(INSTRUCCIONES):
1. Enumere todos los años que se mencionan en el texto sobre don Juan Ortega.
2. Según el texto sobre don Juan Ortega, ¿cuál fue el tema de su tesis doctoral?
3. Prosiga el texto sobre don Juan Ortega a partir de su última oración.

(EXTRACTO DEL DOCUMENTO):
---+---

Don Juan se distinguía por su seriedad y conocimientos, todavía con la carga de la herida de la derrota republicana española, que lo había convertido en mexicano. Con su tradicional bonhomía, nos auxilió a los noveles y aclaraba las dudas que nos despertaba el mundo de las ideas al que nos introducía don Edmundo y nos instaba a hacer lecturas imprescindibles.

Desde el principio me acerqué a él e incluso frecuentó a mi familia, gracias a lo cual supe de su llegada a nuestro país, su destino inicial en Chiapas, en una hacienda cafetalera de un alemán que pudo calibrar su potencial y lo patrocinó para hacer estudios superiores en Ciudad de México. Así que volvió a la capital y se inscribió en la Normal Superior. Tuvo mala suerte, porque poco después, con la declaración de guerra al Eje en 1942, el gobierno mexicano ocupó bienes y fortuna del cafetalero y don Juan tuvo que ganarse la vida como pudo para seguir estudiando.

El mismo 1952, don Juan Ortega recibió su maestría y doctorado. Asistí a su brillante examen doctoral, calificado con un magna cum laude. El tema de su tesis fue uno que le rondaría a lo largo de su vida: El horizonte de la evangelización anglosajona en Norteamérica. Don Juan, como todos los discípulos tempranos de don Edmundo, tuvo que superar agresiones injustas, pero con el cambio a Ciudad Universitaria en 1954 y las reformas académicas logró un profesorado de tiempo completo que lo liberó para dedicarse plenamente a su vocación histórica.

La increíble multiplicación de estudiantes en Ciudad Universitaria hizo que Ortega empezara a apoyar a don Edmundo para corregir trabajos y exámenes, tarea a la que me incorporaría al empezar a dar clase en 1958. Una o dos veces al semestre, don Edmundo nos invitaba a comer a su casa en San Ángel para discutir trabajos y calificaciones, una experiencia inapreciable que me preparó para sustituir a don Edmundo en el curso de Historiografía en 1960, cuando tomó un sabático. Por su parte, don Juan empezó a publicar un Anuario de Historia, del que fui secretaria en los primeros números.

Hacia 1963 O’Gorman decidió concentrarse en su curso de Filosofía de la Historia y su seminario de lectura de textos, y don Juan empezó a dictar el de Historiografía General, junto al de Reforma y Contrarreforma, que le ganó el rumor de que era protestante. Era un maestro increíble: revisaba los trabajos de sus alumnos a consciencia y al margen los comentaba con su peculiar letra y en tinta café, e hizo el milagro de que los estudiantes leyeran autores clásicos. No conocí ningún otro profesor que se desvelara como él, pues amén de corregir errores de fondo, revisaba ortografía y sintaxis.

Dedicó su seminario a temas de historiografía mexicana y en uno de ellos, para facilitar la lectura, le hicimos un índice de nombres a los Documentos para la historia de la Independencia de México de Juan Hernández y Dávalos. Cuando se hizo un facsímil del libro, intenté rescatar ese índice, pero se había perdido a su muerte.

---+---

(FILAS PROPORCIONADAS):
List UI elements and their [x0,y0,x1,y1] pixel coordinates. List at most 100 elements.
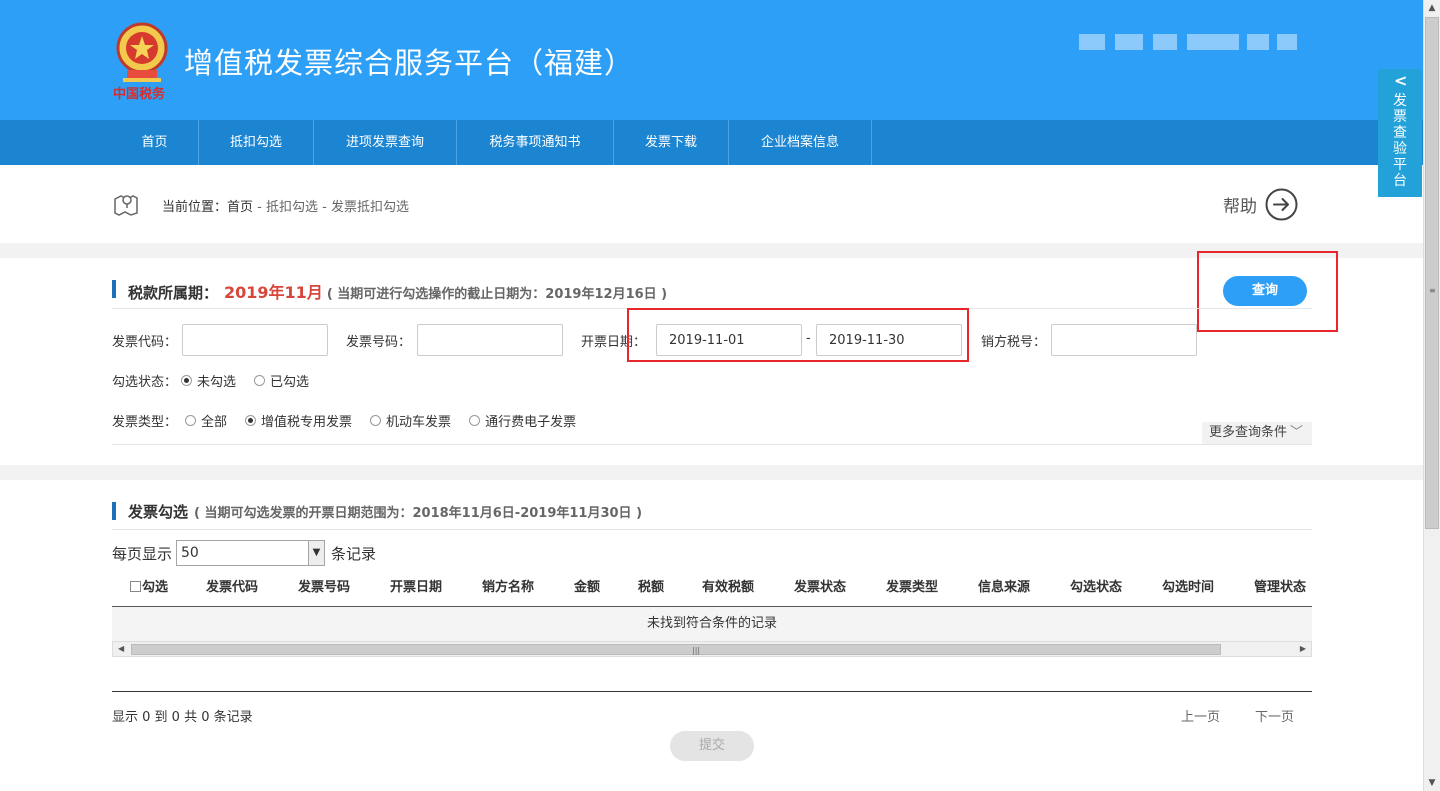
radio-label: 通行费电子发票 [485,415,577,430]
invoice-selection-title: 发票勾选 [128,503,189,521]
chevron-left-icon: < [1394,71,1408,90]
side-tab-label: 发票查验平台 [1393,93,1407,189]
tax-emblem-logo: 中国税务 [113,22,168,102]
scrollbar-thumb[interactable]: ||| [131,644,1221,655]
invoice-number-label: 发票号码： [346,335,412,350]
page-vertical-scrollbar[interactable]: ▲ ≡ ▼ [1423,0,1440,791]
column-manage-status: 管理状态 [1254,580,1307,595]
help-link[interactable]: 帮助 [1223,187,1298,221]
page-size-control: 每页显示 50 ▼ 条记录 [112,540,376,566]
pagination-summary: 显示 0 到 0 共 0 条记录 [112,710,253,725]
column-invoice-status: 发票状态 [794,580,847,595]
scroll-left-icon[interactable]: ◀ [118,642,124,656]
help-label: 帮助 [1223,196,1257,217]
invoice-code-label: 发票代码： [112,335,178,350]
invoice-type-label: 发票类型： [112,415,178,430]
radio-label: 机动车发票 [386,415,452,430]
radio-label: 全部 [201,415,228,430]
range-note: ( 当期可勾选发票的开票日期范围为：2018年11月6日-2019年11月30日… [194,506,643,521]
breadcrumb-separator: - [318,200,331,215]
radio-dot [185,415,197,426]
more-conditions-button[interactable]: 更多查询条件 ﹀ [1202,422,1312,444]
seller-tax-id-input[interactable] [1051,324,1197,356]
radio-dot [254,375,266,386]
page-size-prefix: 每页显示 [112,544,173,563]
divider [112,691,1312,692]
more-conditions-label: 更多查询条件 [1209,425,1288,440]
highlight-query-button [1197,251,1338,332]
breadcrumb-separator: - [253,200,266,215]
nav-item-company-profile[interactable]: 企业档案信息 [729,120,872,165]
empty-table-message: 未找到符合条件的记录 [112,607,1312,641]
main-nav: 首页 抵扣勾选 进项发票查询 税务事项通知书 发票下载 企业档案信息 [0,120,1423,165]
breadcrumb-prefix: 当前位置： [162,200,228,215]
column-effective-tax: 有效税额 [702,580,755,595]
scroll-up-icon[interactable]: ▲ [1424,0,1440,16]
submit-button[interactable]: 提交 [670,731,754,761]
radio-checked[interactable]: 已勾选 [254,371,309,390]
column-info-source: 信息来源 [978,580,1031,595]
nav-item-tax-notice[interactable]: 税务事项通知书 [457,120,614,165]
radio-label: 增值税专用发票 [261,415,353,430]
column-check-status: 勾选状态 [1070,580,1123,595]
invoice-code-input[interactable] [182,324,328,356]
radio-type-all[interactable]: 全部 [185,411,227,430]
svg-text:中国税务: 中国税务 [113,86,166,102]
select-all-checkbox[interactable] [130,581,141,592]
radio-type-vehicle[interactable]: 机动车发票 [370,411,451,430]
next-page-button[interactable]: 下一页 [1255,706,1294,725]
invoice-number-input[interactable] [417,324,563,356]
nav-item-input-invoice-query[interactable]: 进项发票查询 [314,120,457,165]
deadline-note: ( 当期可进行勾选操作的截止日期为：2019年12月16日 ) [326,287,668,302]
invoice-selection-heading: 发票勾选 ( 当期可勾选发票的开票日期范围为：2018年11月6日-2019年1… [112,501,642,522]
scroll-down-icon[interactable]: ▼ [1424,775,1440,791]
table-header: 勾选 发票代码 发票号码 开票日期 销方名称 金额 税额 有效税额 发票状态 发… [112,574,1312,607]
location-map-icon [114,195,138,216]
nav-item-home[interactable]: 首页 [111,120,199,165]
radio-unchecked[interactable]: 未勾选 [181,371,236,390]
arrow-right-circle-icon [1265,188,1298,220]
browser-page: 中国税务 增值税发票综合服务平台（福建） 首页 抵扣勾选 进项发票查询 税务事项… [0,0,1440,791]
grip-icon: ||| [692,646,701,655]
invoice-verification-side-tab[interactable]: < 发票查验平台 [1378,69,1422,197]
column-check-time: 勾选时间 [1162,580,1215,595]
radio-label: 已勾选 [270,375,310,390]
column-issue-date: 开票日期 [390,580,443,595]
user-info-blurred [1079,34,1297,50]
radio-dot [469,415,481,426]
query-panel: 税款所属期： 2019年11月 ( 当期可进行勾选操作的截止日期为：2019年1… [0,251,1423,465]
highlight-issue-date [627,308,969,362]
divider [112,444,1312,445]
breadcrumb-current: 发票抵扣勾选 [330,200,409,215]
seller-tax-id-label: 销方税号： [981,335,1047,350]
column-select-all[interactable]: 勾选 [130,574,168,607]
site-header: 中国税务 增值税发票综合服务平台（福建） [0,0,1423,120]
radio-type-toll[interactable]: 通行费电子发票 [469,411,576,430]
column-amount: 金额 [574,580,601,595]
breadcrumb-deduction[interactable]: 抵扣勾选 [266,200,318,215]
page-size-select[interactable]: 50 ▼ [176,540,326,566]
radio-dot [181,375,193,386]
chevron-down-icon: ﹀ [1290,425,1304,440]
column-label: 勾选 [142,580,169,595]
table-horizontal-scrollbar[interactable]: ◀ ||| ▶ [112,641,1312,657]
radio-dot [245,415,257,426]
check-status-label: 勾选状态： [112,375,178,390]
column-tax: 税额 [638,580,665,595]
breadcrumb-panel: 当前位置：首页 - 抵扣勾选 - 发票抵扣勾选 帮助 [0,165,1423,243]
nav-item-deduction-check[interactable]: 抵扣勾选 [199,120,314,165]
scrollbar-thumb[interactable]: ≡ [1425,17,1439,529]
breadcrumb-home[interactable]: 首页 [227,200,253,215]
divider [112,529,1312,530]
page-size-value: 50 [181,545,199,561]
invoice-type-group: 发票类型： 全部 增值税专用发票 机动车发票 通行费电子发票 [112,411,594,430]
radio-dot [370,415,382,426]
nav-item-invoice-download[interactable]: 发票下载 [614,120,729,165]
breadcrumb: 当前位置：首页 - 抵扣勾选 - 发票抵扣勾选 [162,196,409,215]
scroll-right-icon[interactable]: ▶ [1300,642,1306,656]
tax-period-label: 税款所属期： [128,284,219,302]
site-title: 增值税发票综合服务平台（福建） [184,46,635,80]
radio-type-vat-special[interactable]: 增值税专用发票 [245,411,352,430]
page-size-suffix: 条记录 [331,544,377,563]
prev-page-button[interactable]: 上一页 [1181,706,1220,725]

---+---

(RESULTADOS DEL EJERCICIO):
1. 1942, 1952, 1954, 1958, 1960, 1963

2. El horizonte de la evangelización anglosajona en Norteamérica.

3.
En el seminario que se dedicó a don Carlos María de Bustamante, atribuyó a este la acuñación de mitos y héroes de la Independencia, seguramente inspirado en los mitos de la resistencia española a la invasión napoleónica; así, la leyenda del Niño Artillero de Cuautla le parecía inspirada en la hazaña de Agustina de Aragón. En ese seminario me surgió la idea de seguir el uso de la historia en la educación para generar nacionalismo, tema de mi tesis doctoral, Nacionalismo y educación en México, que me dirigió Ortega.

Mis estudios de especialización en Historia de Estados Unidos en la Universidad de Harvard me acercaron a otros temas que le apasionaban: la comparación de la monarquía hispánica con el imperio inglés y sus colonizaciones, y la evangelización católica con el puritanismo y su herencia política, lo que nos llevaría a encargarnos del Centro de Estudios Angloamericanos fundado por Leopoldo Zea. Gracias a los contactos hechos en Harvard, el apoyo de la agregaduría cultural de la embajada de Estados Unidos, de Reino Unido, Canadá y Australia, obtuvimos libros, becas para estudiar inglés en el Instituto Mexicano-Norteamericano y para hacer posgrados en universidades estadounidenses y recibir a profesores visitantes. Por desgracia, prejuicios antinorteamericanos de una Guerra Fría trasnochada fueron causa de su clausura.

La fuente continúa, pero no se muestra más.